## Фрагмент документа
▬▬▬▬▬▬▬▬▬▬

ИНТЕГРАТИВНЫЕ ТЕНДЕНЦИИ В . СОВЕТСКОЙ ПСИХОЛОГИИ 1920-Х ГГ. . Богданчиков С. А. (Саратов)

Советская психология 1920-х гг. характеризуется рядом характерных особенностей, без учета которых невозможно не только адекватное понимание сущности и исторического значения данного периода, но и всего последующего развития советской психологии. Среди этих особенностей тенденция к синтезу и интеграции оказывается ключевой.

1. Разнообразие. Уже при первом ознакомлении с содержанием периода 1920-х гг. – с относящимися к данному десятилетию публикациями, идеями и событиями данного периода, с судьбами отдельных ученых – сразу же бросается в глаза огромное разнообразие образующих период компонентов: пересечение на сравнительно небольшом историческом «пятачке» весьма различных психологических взглядов, идей и теорий – старых и новых, отечественных и зарубежных, философских и практических, научных и идеологических и т. д. Так, на уровне наиболее значимых персон в советской психологической науке 1920-х гг. в качестве существующих параллельно и одновременно, взаимодействующих между собой обнаруживаются самые различные фигуры: Г. И. Челпанов и Л. С. Выготский, А. И. Введенский и В. М. Бехтерев, А. Б. Залкинд и П. П. Блонский, Б. Г. Ананьев и А. П. Нечаев и т. д.

2. Многоплановость. Не менее характерна для данного периода многоплановость (многопрофильность, многогранность) образующих его элементов – взглядов, теорий, научной деятельности большинства ведущих психологов 1920-х гг. Так, Л. С. Выготский – психолог, педолог и дефектолог в одном лице, П. П. Блонский – психолог и в то же время педолог, К. Н. Корнилов – не только представитель школы Г. И. Челпанова, но и реактолог и психолог-марксист, А. Б. Залкинд – психолог, педолог и психоаналитик, А. П. Болтунов – педолог и психотехник, И. Н. Шпильрейн занимался, помимо психотехники, вопросами военной психологии, А. Р. Лурия был не только учеником и соратником Л. С. Выготского, но и параллельно строил свою «общую теорию поведения», работая в области судебной психологии и т. д.

3. Идеологизация. Среди внешних факторов особо следует отметить огромную роль идеологического фактора, в значительной степени определявшего и осложнявшего общую картину, а в настоящее время создающего серьезные дополнительные препятствия для понимания естественного хода событий, постижения внутренних тенденций и логики развития психологической науки в СССР 1920-х гг. При реконструкции и интерпретации событий 1920-х гг. исследователю необходимо ясно осознать и преодолеть в себе подспудное влияние традиционной, идеологизированной схемы восприятия 1920-х гг. истории советской психологии, понимания их сущности и значения (преувеличенное подчеркивание роли внешних, идеологических факторов, однобокая трактовка 1920-х гг. как начального этапа становления советской психологии, центрация исследовательского интереса на марксистской проблематике в работах психологов этого периода, акцент на внешних, социокультурных или сугубо персональных аспектах развития науки – идеологических кампаниях, репрессиях, драматических судьбах и т. п.).

▬▬▬▬▬▬▬▬▬▬

## Задачи
• 1. Какую из особенностей советской психологии 1920-х гг. фрагмент документа называет ключевой?
• 2. Продолжите изложение фрагмента о советской психологии 1920-х гг., начав сразу после его последнего предложения.
Перечень является самостоятельным материалом.

▬▬▬▬▬▬▬▬▬▬

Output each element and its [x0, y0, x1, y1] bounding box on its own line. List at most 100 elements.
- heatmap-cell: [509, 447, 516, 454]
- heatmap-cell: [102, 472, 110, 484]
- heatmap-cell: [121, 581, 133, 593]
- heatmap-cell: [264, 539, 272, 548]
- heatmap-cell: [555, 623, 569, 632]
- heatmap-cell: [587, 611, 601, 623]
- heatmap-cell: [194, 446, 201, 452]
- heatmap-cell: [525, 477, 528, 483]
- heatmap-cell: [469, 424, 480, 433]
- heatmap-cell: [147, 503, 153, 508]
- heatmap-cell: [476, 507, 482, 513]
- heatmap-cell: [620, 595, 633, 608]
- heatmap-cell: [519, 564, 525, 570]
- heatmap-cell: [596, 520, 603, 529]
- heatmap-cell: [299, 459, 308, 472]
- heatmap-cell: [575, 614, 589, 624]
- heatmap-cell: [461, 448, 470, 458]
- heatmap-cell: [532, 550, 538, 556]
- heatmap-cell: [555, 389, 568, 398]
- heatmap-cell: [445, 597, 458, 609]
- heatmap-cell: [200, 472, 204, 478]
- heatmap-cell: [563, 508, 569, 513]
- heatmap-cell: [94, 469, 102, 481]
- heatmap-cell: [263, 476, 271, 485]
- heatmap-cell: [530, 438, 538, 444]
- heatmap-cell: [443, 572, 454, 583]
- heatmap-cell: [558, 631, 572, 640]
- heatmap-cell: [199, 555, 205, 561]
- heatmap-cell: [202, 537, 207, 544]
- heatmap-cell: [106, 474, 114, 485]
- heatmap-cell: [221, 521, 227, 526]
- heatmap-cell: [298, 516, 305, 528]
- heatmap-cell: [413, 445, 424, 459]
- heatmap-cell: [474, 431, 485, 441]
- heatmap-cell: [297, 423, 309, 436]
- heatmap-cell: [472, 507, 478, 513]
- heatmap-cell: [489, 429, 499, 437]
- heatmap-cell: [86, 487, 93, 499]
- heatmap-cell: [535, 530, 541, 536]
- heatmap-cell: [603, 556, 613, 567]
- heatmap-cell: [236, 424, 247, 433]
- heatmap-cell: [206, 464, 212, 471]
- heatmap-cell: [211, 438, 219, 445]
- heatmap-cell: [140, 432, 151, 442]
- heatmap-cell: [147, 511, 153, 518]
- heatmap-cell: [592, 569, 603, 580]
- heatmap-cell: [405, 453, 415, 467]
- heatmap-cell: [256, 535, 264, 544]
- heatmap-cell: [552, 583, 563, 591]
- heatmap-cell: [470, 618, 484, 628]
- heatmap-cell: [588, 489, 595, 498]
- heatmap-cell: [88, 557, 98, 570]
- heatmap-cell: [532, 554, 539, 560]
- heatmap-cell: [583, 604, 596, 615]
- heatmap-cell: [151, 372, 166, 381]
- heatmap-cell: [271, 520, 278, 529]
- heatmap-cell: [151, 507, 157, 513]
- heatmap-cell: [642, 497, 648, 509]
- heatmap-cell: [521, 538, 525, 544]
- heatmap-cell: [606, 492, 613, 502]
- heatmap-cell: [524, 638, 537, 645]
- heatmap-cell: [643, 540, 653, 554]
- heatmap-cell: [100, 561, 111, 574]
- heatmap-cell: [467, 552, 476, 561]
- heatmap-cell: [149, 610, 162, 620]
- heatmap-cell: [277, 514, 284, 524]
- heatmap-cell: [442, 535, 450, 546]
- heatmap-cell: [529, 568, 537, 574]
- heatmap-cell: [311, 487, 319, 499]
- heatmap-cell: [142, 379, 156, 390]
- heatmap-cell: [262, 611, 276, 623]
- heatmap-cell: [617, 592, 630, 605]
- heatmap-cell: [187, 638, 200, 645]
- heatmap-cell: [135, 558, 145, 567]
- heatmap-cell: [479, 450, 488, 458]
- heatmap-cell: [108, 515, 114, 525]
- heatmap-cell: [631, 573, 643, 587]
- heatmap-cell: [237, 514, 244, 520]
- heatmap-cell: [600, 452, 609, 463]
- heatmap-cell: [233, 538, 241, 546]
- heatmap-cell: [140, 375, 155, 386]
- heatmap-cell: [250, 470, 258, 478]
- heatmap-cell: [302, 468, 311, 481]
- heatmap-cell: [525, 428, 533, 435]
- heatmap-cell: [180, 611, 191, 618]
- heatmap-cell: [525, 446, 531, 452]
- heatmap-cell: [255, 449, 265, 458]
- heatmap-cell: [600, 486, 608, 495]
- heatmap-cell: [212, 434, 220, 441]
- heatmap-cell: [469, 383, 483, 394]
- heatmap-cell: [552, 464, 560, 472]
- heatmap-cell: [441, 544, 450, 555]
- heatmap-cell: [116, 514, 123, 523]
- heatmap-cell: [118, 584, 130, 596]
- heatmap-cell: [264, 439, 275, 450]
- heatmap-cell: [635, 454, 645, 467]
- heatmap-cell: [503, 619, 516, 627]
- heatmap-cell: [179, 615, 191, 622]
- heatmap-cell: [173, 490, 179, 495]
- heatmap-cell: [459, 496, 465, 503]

▬▬▬▬▬▬▬▬▬▬

## Ответы на задачи
• 1. Ключевой названа тенденция к синтезу и интеграции.

• 2.
Революционные коммунистические преобразования в стране, введенная в 1921 г. новая экономическая политика (нэп), постепенный выход страны из политической и дипломатической изоляции привели не только к либерализации в области экономики и торговли, но и к открытию в стране в 1922 г. «идеологического фронта», нарастанию идеологических запретов и репрессий, уничтожению всего старого, что сочеталось с творческим пафосом, выражавшимся в разнообразных попытках конкретизации и реализации по всем направлениям (в том числе и в области науки) лозунга о построении нового, коммунистического общества.

Применительно к психологии воздействие марксистской идеологии и всей государственной политики большевиков в области науки и культуры в первую очередь проявлялось в беспощадной критике, решительном преобразовании и безжалостном уничтожении старой психологии и в стремлении создать новую – материалистическую, диалектическую, марксистскую – психологию, взяв за образец марксистскую философию, т. е. диалектический и исторический материализм Маркса и Энгельса. Идеологизация (политизация, однопартийность, внедрение марксизма и т. п.) и полное огосударствление психологической науки находили конкретное выражение в насильственном пресечении религиозно-духовной линии (Н. А. Бердяев, Н. О. Лосский, С. Л. Франк и др.), в ликвидации эмпирической психологии и в первых попытках осуществления лозунга о необходимости построения особой, марксистской науки – марксистской психологии.

Уже отсюда становится понятным неизбежный перекос в категориальном строе отечественной психологии 1920-х гг. в сторону материализма в психологии, возвышение естественнонаучной, объективной психологии – бихевиоризма, рефлексологии, реактологии и т. п.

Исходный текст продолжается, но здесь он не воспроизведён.